## What you should do
Return all lines where the word "JUnit" can be found.

## Entries supplied
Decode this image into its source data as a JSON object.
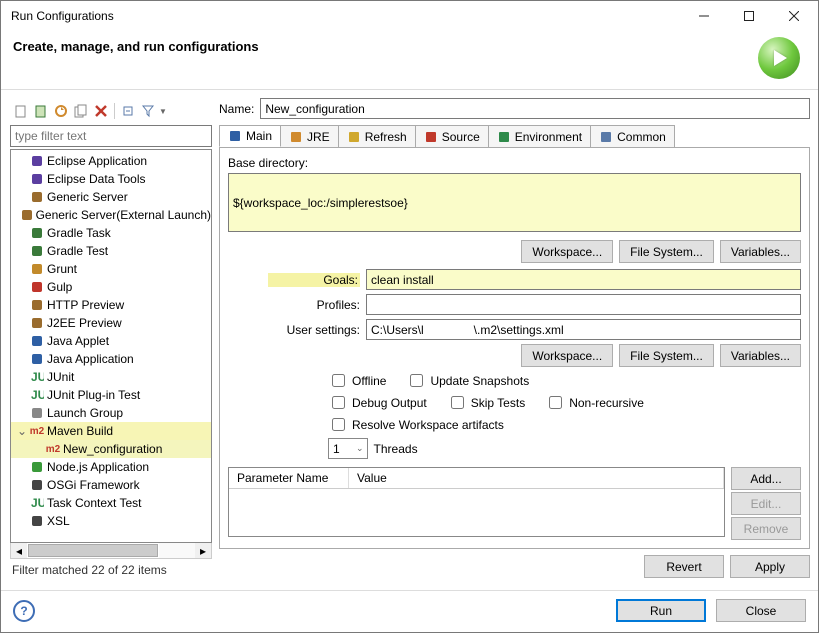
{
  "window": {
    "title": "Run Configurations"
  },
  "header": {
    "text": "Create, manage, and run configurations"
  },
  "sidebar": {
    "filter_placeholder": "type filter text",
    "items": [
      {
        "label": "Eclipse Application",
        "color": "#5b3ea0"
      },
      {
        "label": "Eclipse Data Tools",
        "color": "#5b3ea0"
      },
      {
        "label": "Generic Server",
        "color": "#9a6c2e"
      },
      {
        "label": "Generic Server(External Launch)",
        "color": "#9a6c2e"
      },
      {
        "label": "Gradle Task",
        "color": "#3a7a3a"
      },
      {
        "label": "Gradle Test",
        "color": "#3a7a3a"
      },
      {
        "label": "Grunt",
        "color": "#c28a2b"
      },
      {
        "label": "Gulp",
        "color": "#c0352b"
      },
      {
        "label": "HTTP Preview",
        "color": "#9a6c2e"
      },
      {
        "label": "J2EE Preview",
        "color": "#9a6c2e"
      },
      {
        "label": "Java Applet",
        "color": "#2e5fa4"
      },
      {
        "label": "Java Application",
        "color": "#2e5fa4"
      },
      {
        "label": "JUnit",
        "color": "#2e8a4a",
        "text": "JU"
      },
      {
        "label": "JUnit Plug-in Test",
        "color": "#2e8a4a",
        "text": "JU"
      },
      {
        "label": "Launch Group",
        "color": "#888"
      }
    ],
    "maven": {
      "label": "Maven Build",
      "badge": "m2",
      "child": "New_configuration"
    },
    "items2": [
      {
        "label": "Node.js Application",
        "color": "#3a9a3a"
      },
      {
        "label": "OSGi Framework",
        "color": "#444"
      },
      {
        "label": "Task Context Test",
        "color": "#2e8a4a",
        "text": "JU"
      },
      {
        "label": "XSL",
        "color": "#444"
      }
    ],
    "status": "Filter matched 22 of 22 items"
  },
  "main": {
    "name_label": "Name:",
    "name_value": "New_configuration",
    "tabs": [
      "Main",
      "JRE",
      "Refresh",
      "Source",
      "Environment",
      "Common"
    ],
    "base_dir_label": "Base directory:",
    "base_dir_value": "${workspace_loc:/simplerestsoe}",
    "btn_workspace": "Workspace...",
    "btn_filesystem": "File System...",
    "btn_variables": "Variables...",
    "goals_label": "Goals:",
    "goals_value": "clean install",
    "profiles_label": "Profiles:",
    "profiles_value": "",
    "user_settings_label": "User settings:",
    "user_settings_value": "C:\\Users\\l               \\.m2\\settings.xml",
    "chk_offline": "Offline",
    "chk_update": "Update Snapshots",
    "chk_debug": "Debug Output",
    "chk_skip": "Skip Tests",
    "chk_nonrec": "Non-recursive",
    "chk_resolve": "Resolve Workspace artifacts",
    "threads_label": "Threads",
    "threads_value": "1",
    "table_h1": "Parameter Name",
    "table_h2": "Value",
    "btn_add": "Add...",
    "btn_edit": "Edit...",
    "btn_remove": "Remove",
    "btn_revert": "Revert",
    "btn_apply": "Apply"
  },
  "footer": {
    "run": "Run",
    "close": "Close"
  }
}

...

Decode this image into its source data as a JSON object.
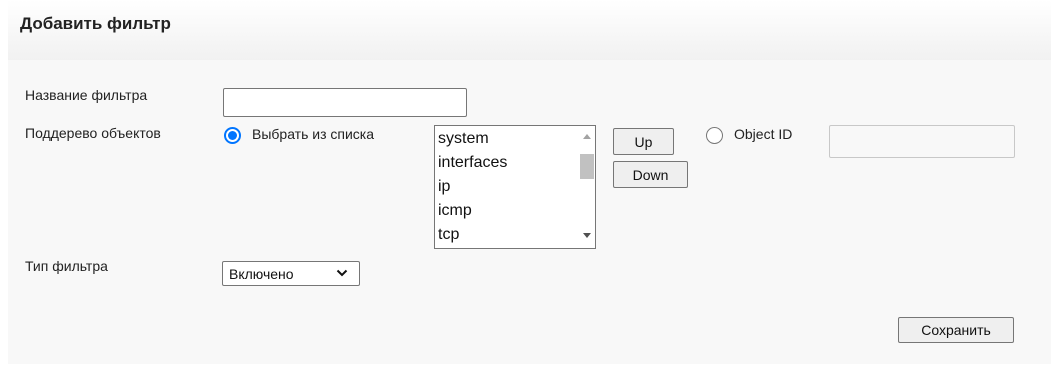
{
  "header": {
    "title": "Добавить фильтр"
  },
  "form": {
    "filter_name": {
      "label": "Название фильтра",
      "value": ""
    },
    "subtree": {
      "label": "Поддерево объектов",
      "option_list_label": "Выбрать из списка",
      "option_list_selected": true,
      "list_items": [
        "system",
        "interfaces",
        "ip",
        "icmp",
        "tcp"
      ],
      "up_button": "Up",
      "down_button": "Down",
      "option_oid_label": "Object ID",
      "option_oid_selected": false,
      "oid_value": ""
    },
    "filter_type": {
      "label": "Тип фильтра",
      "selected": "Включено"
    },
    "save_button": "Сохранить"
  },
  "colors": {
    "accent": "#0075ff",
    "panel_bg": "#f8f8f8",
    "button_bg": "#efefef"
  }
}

## Full answer
        "label": "JUnit",
        "label": "JUnit Plug-in Test",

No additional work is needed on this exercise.